Every line with the string "image" should be gathered.

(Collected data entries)
※ ※ ※
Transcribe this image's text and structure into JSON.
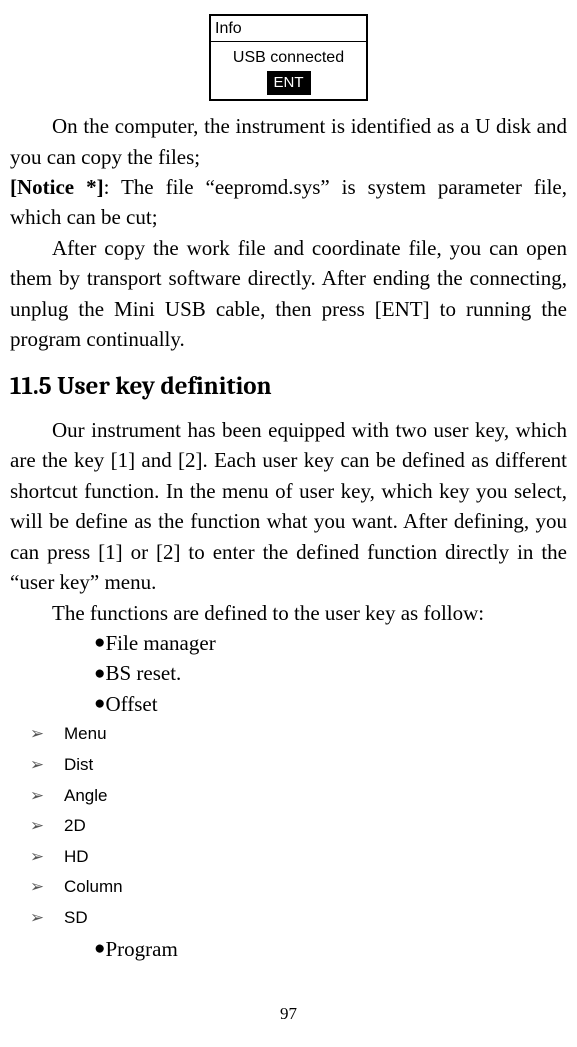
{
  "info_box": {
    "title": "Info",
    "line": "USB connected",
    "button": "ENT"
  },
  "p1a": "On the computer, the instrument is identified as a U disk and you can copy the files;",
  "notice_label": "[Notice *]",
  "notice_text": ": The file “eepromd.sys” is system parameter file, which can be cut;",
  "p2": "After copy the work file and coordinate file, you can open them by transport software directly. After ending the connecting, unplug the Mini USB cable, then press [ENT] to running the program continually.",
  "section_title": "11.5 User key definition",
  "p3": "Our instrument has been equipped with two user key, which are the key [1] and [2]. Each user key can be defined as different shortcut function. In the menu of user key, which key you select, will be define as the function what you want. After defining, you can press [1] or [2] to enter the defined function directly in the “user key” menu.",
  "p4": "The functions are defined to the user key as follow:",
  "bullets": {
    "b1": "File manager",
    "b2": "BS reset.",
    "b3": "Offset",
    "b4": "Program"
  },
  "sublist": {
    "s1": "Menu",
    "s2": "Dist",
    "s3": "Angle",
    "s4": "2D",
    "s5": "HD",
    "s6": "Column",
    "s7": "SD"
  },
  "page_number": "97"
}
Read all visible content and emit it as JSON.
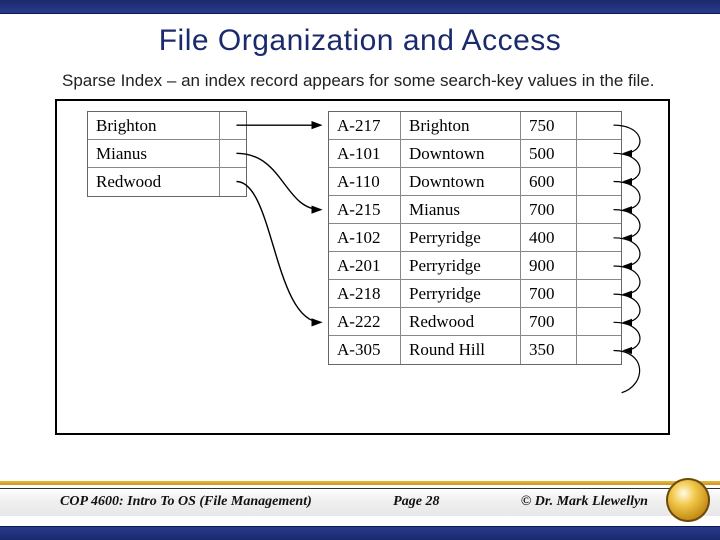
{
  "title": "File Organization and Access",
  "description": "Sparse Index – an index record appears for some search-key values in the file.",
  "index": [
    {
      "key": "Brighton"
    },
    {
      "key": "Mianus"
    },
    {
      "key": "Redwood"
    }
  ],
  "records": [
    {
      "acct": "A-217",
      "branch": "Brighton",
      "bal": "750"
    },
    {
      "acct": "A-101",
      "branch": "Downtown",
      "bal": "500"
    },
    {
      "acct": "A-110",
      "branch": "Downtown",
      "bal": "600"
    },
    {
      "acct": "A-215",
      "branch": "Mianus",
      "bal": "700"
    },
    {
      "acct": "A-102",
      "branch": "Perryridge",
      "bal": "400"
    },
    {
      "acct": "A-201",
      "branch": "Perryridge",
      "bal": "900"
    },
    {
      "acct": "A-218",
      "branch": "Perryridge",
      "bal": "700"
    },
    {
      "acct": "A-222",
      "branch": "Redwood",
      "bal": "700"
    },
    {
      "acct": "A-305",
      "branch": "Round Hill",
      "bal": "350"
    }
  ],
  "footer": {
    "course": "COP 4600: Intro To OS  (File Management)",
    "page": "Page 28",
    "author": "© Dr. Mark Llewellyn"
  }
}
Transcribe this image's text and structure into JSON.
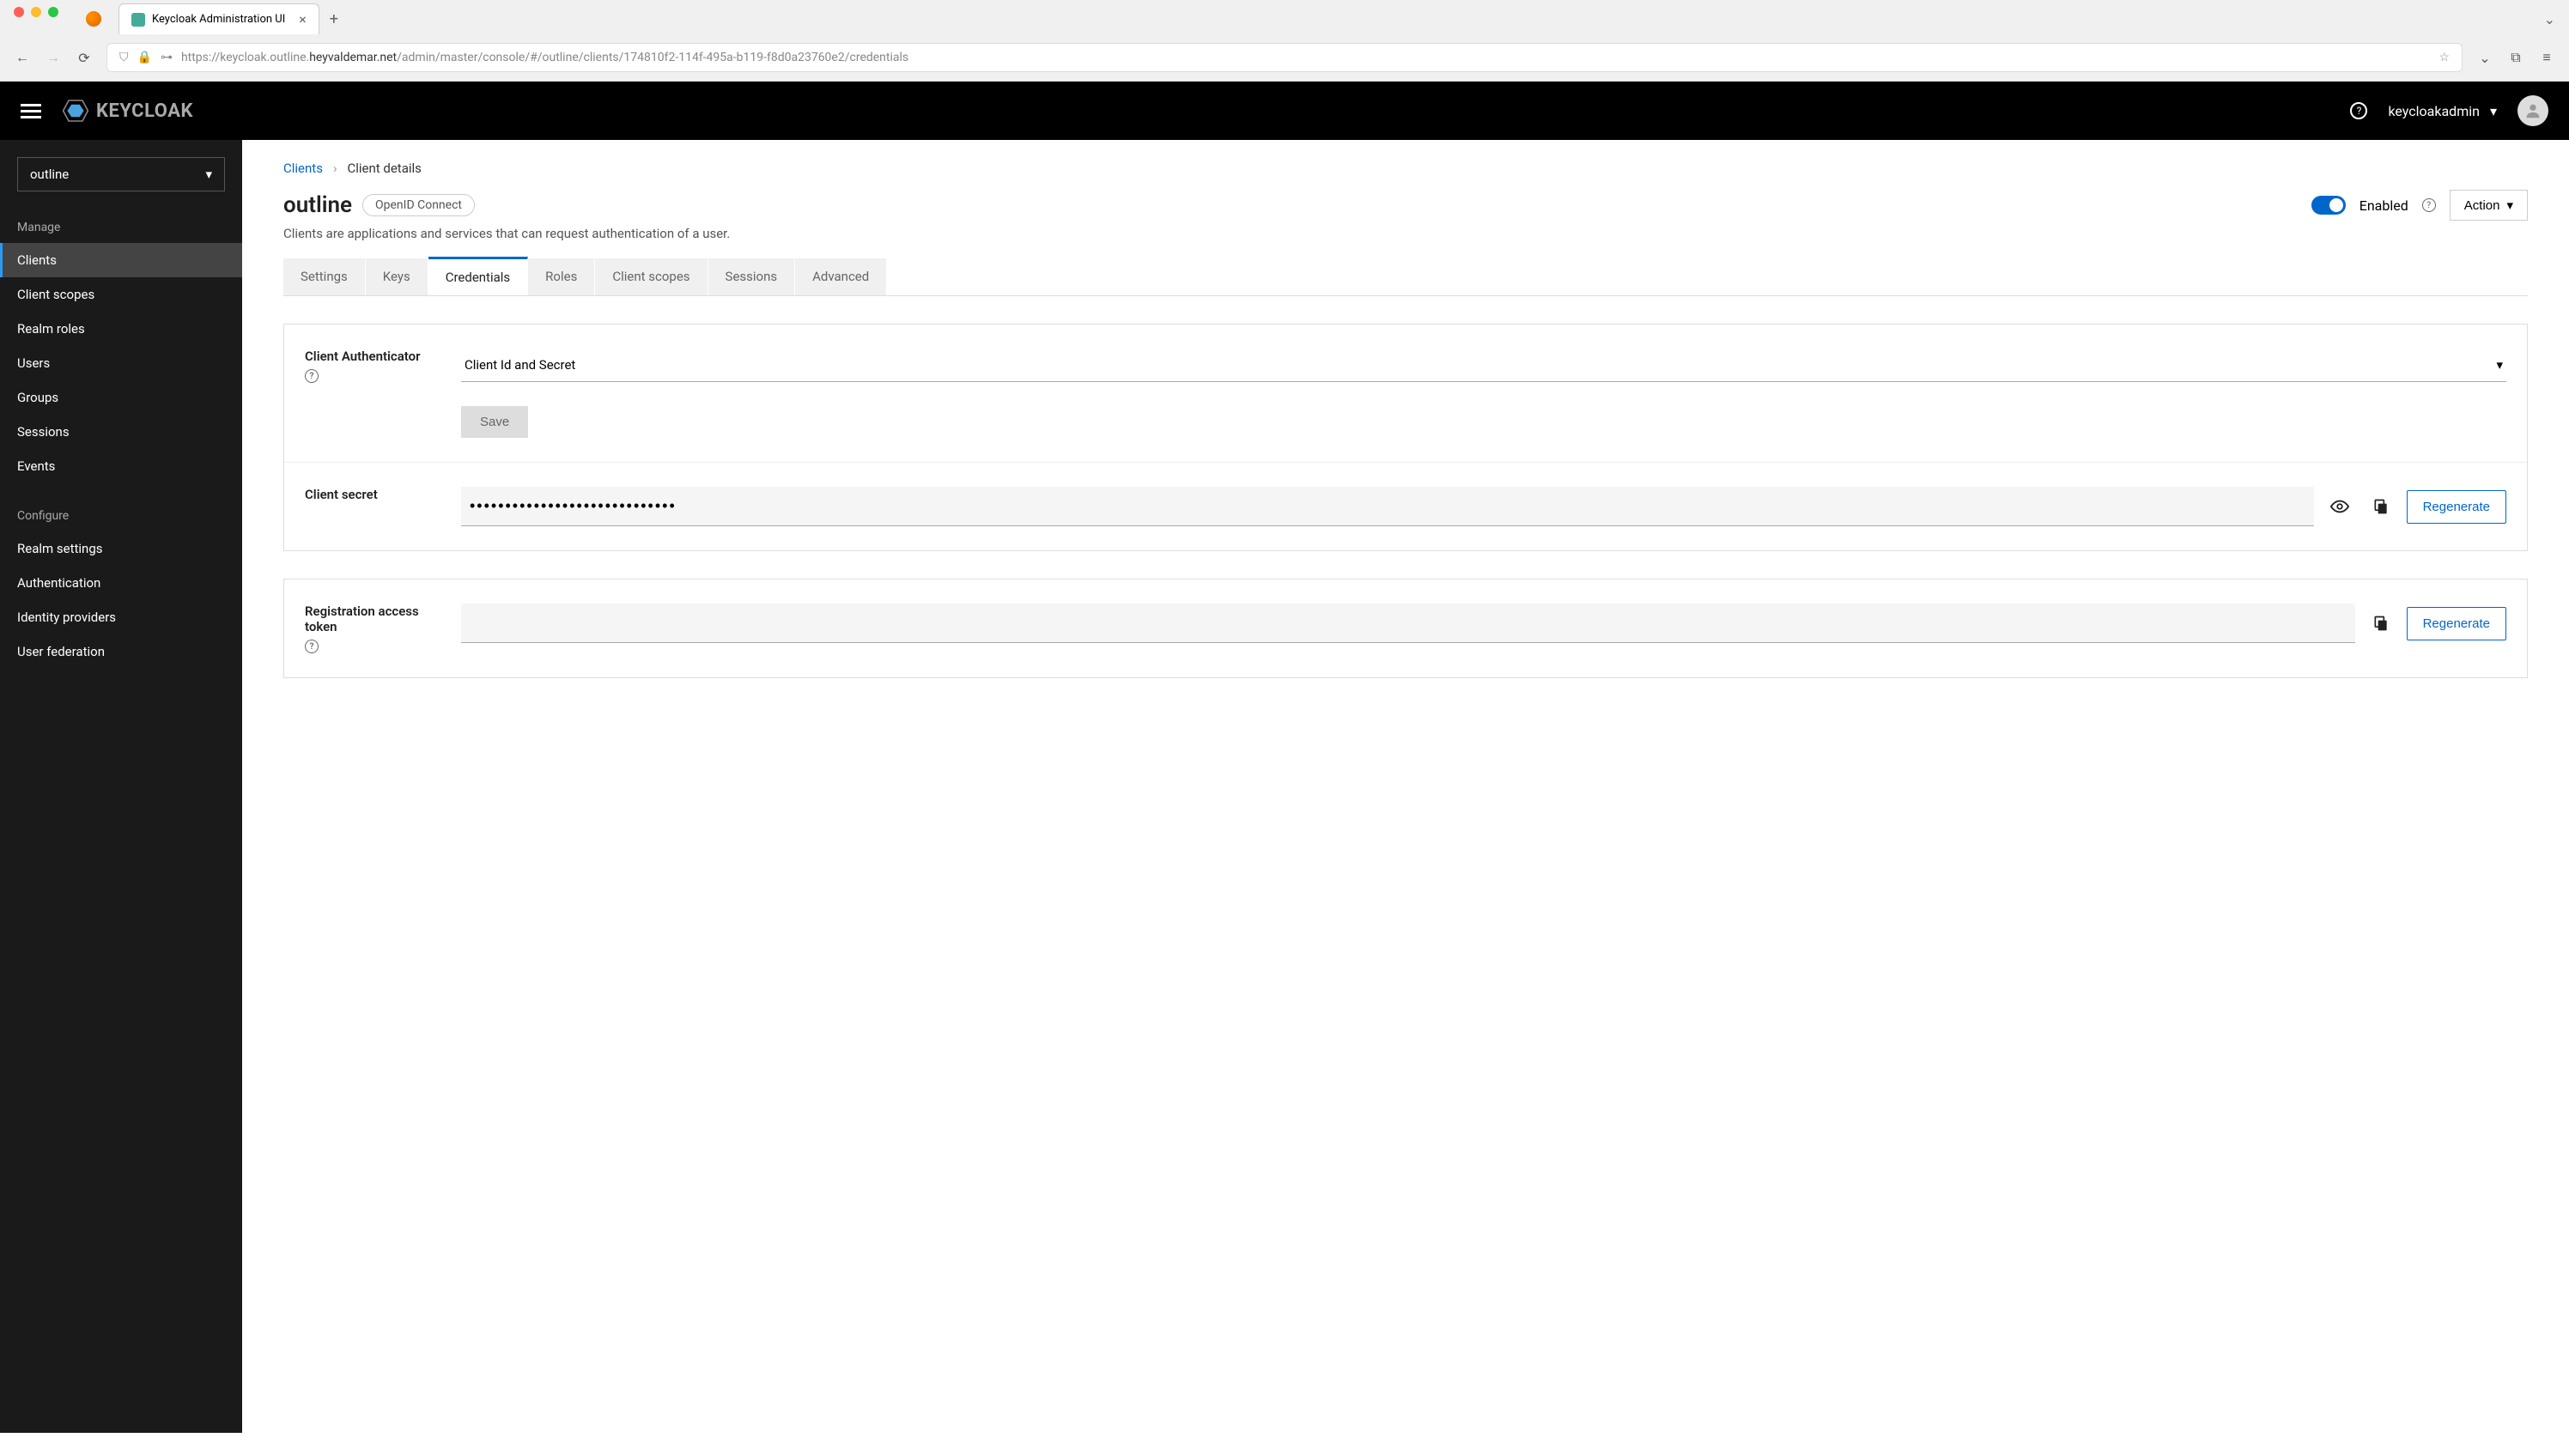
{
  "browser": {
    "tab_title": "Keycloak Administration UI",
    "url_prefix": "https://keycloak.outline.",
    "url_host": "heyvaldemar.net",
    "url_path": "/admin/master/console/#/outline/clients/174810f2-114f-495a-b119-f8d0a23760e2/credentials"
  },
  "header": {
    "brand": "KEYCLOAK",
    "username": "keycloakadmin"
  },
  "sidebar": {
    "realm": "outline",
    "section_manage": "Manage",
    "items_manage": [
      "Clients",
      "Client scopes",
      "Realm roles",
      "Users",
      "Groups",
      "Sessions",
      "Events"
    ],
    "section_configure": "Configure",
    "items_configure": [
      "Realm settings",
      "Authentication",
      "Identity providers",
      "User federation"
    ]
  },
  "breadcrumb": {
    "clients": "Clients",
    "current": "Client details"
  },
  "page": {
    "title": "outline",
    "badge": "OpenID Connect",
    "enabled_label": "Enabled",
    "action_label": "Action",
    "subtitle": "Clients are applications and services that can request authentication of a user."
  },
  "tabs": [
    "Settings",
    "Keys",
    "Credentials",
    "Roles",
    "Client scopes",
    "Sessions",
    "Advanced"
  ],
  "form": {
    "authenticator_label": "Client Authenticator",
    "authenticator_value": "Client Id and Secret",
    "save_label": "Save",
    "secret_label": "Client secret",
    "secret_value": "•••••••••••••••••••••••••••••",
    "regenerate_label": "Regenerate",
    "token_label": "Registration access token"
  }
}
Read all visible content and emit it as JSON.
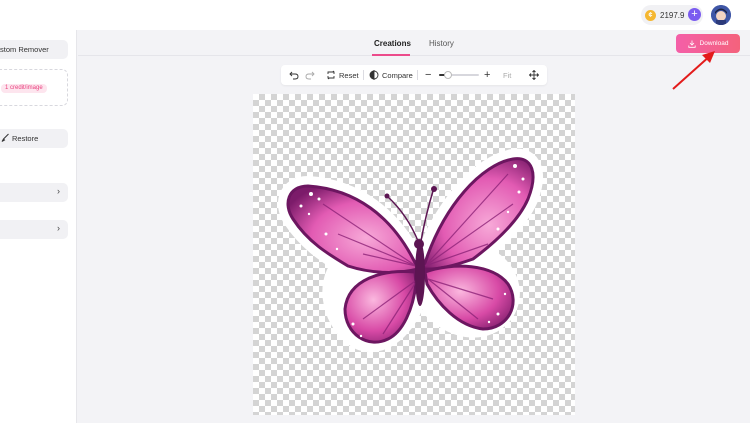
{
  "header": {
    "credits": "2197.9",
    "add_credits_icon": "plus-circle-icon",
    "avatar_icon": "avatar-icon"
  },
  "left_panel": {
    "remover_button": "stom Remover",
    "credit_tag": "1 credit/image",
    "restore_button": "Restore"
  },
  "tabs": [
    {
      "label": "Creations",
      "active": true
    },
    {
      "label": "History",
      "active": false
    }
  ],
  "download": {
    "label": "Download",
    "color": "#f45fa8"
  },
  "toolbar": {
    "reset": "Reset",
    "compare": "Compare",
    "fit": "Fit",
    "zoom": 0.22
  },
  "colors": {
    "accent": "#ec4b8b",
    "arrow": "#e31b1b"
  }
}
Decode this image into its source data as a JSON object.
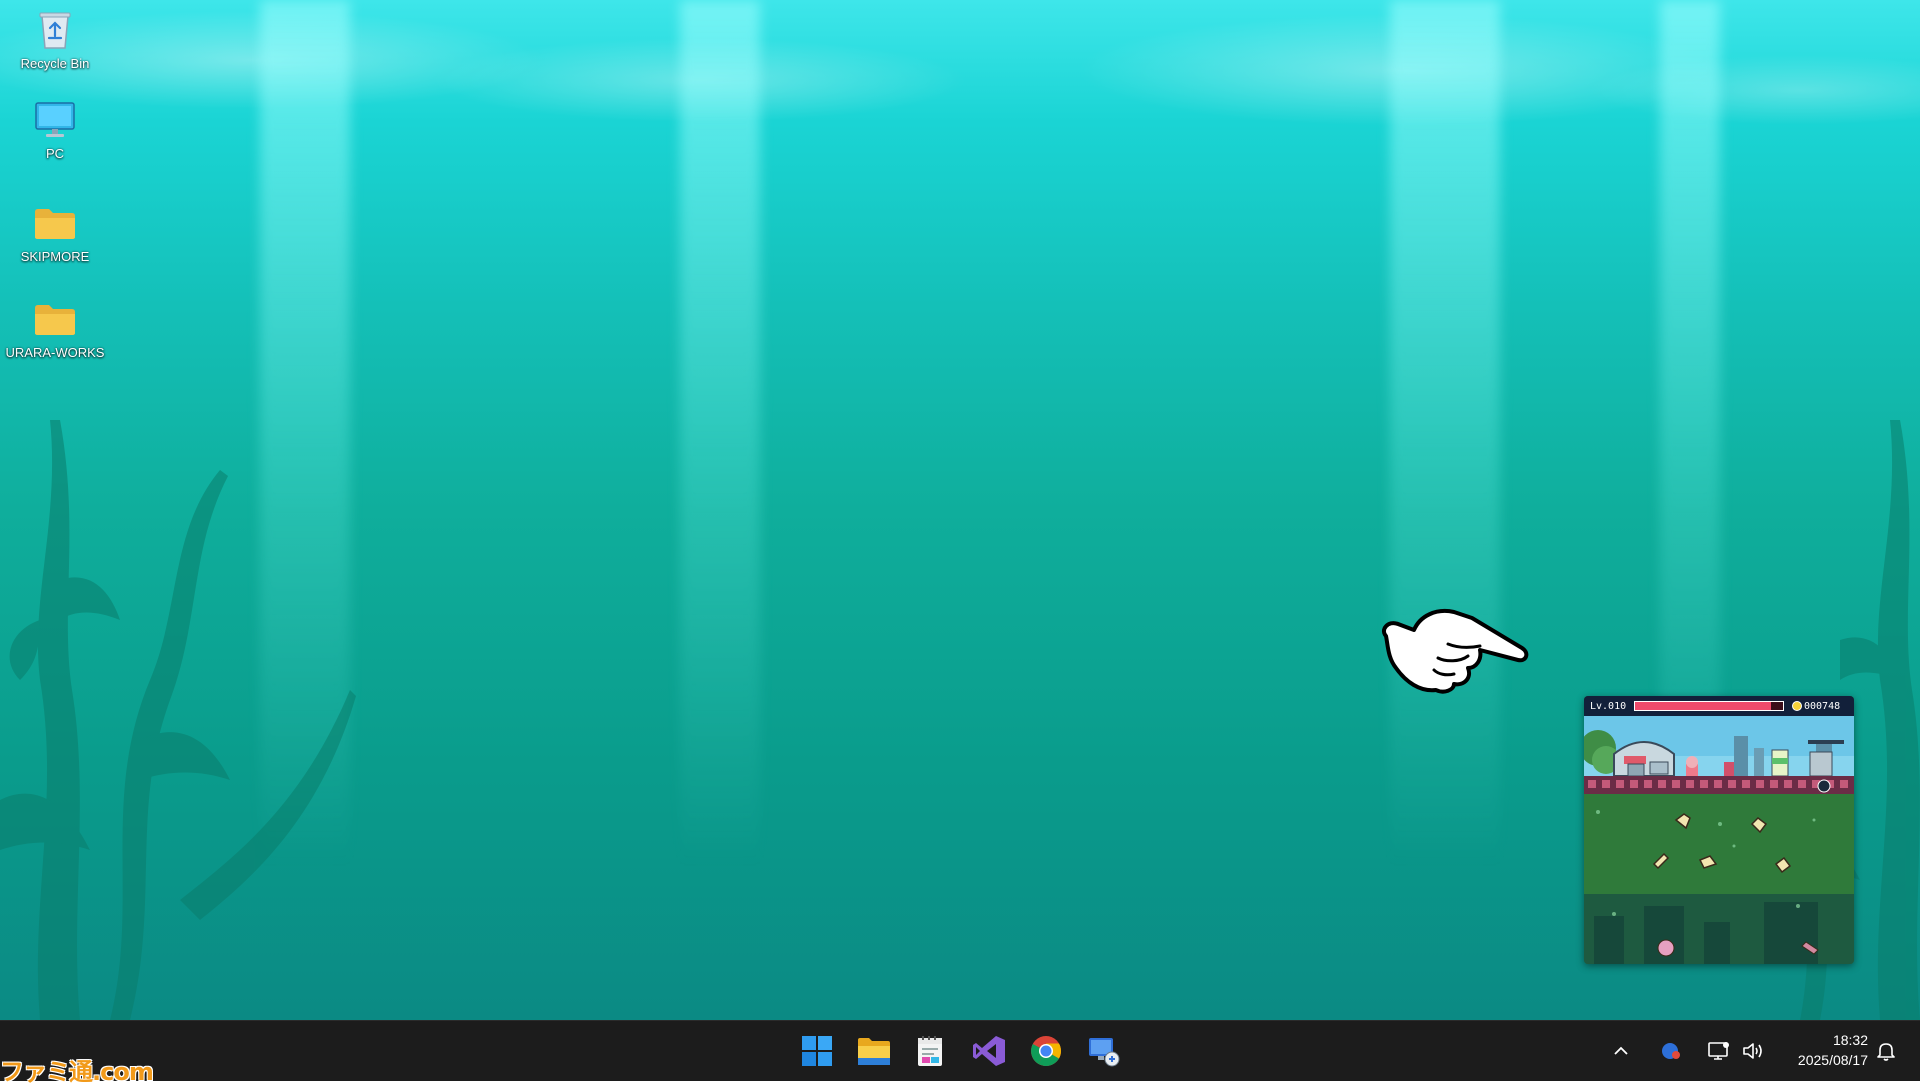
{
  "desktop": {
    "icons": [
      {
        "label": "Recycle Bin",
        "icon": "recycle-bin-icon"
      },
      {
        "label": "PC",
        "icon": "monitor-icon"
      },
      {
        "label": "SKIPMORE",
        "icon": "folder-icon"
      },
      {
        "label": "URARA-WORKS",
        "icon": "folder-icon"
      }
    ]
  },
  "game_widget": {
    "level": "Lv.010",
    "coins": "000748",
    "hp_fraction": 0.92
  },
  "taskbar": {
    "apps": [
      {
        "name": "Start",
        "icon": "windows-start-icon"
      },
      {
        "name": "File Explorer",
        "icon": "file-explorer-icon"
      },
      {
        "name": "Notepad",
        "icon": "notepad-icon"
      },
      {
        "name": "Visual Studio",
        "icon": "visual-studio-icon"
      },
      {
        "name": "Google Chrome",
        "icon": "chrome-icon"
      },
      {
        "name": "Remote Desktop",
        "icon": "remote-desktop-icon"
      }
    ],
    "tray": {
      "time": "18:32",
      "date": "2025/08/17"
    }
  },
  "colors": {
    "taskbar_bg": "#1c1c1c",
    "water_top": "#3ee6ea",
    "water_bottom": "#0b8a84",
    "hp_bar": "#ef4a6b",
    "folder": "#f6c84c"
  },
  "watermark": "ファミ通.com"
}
※ ※ ※
- **Full solution**:
Transcribe this image's text and structure into JSON.
Transcribe this image's text and structure into JSON.
    "credit_tag": "1 credit/image",
Decode this image into its source data as a JSON object.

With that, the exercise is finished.